━━━ Data supplied

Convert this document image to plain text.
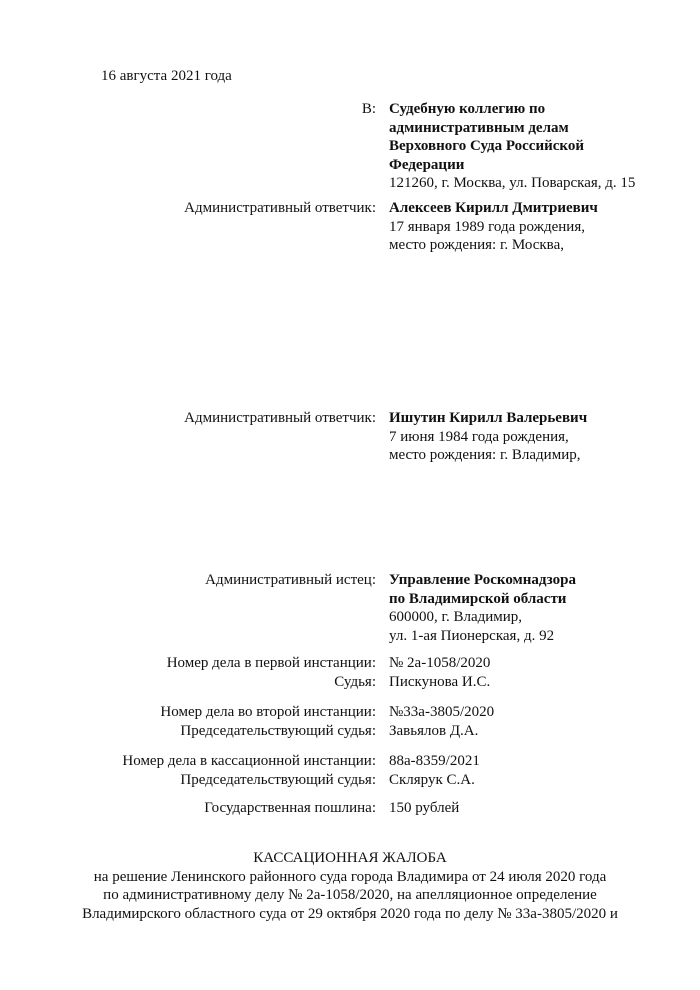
16 августа 2021 года
В: Судебную коллегию по
административным делам
Верховного Суда Российской
Федерации
121260, г. Москва, ул. Поварская, д. 15
Административный ответчик: Алексеев Кирилл Дмитриевич
17 января 1989 года рождения,
место рождения: г. Москва,
Административный ответчик: Ишутин Кирилл Валерьевич
7 июня 1984 года рождения,
место рождения: г. Владимир,
Административный истец: Управление Роскомнадзора
по Владимирской области
600000, г. Владимир,
ул. 1-ая Пионерская, д. 92
Номер дела в первой инстанции:
Судья:
№ 2а-1058/2020
Пискунова И.С.
Номер дела во второй инстанции:
Председательствующий судья:
№33а-3805/2020
Завьялов Д.А.
Номер дела в кассационной инстанции:
Председательствующий судья:
88а-8359/2021
Склярук С.А.
Государственная пошлина: 150 рублей
КАССАЦИОННАЯ ЖАЛОБА
на решение Ленинского районного суда города Владимира от 24 июля 2020 года
по административному делу № 2а-1058/2020, на апелляционное определение
Владимирского областного суда от 29 октября 2020 года по делу № 33а-3805/2020 и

━━━━━━

## The request
Except for the pictures, copy the material above exactly.

## Solution to the exercise
Convert this document image to plain text.
16 августа 2021 года
В: Судебную коллегию по
административным делам
Верховного Суда Российской
Федерации
121260, г. Москва, ул. Поварская, д. 15
Административный ответчик: Алексеев Кирилл Дмитриевич
17 января 1989 года рождения,
место рождения: г. Москва,
Административный ответчик: Ишутин Кирилл Валерьевич
7 июня 1984 года рождения,
место рождения: г. Владимир,
Административный истец: Управление Роскомнадзора
по Владимирской области
600000, г. Владимир,
ул. 1-ая Пионерская, д. 92
Номер дела в первой инстанции:
Судья:
№ 2а-1058/2020
Пискунова И.С.
Номер дела во второй инстанции:
Председательствующий судья:
№33а-3805/2020
Завьялов Д.А.
Номер дела в кассационной инстанции:
Председательствующий судья:
88а-8359/2021
Склярук С.А.
Государственная пошлина: 150 рублей
КАССАЦИОННАЯ ЖАЛОБА
на решение Ленинского районного суда города Владимира от 24 июля 2020 года
по административному делу № 2а-1058/2020, на апелляционное определение
Владимирского областного суда от 29 октября 2020 года по делу № 33а-3805/2020 и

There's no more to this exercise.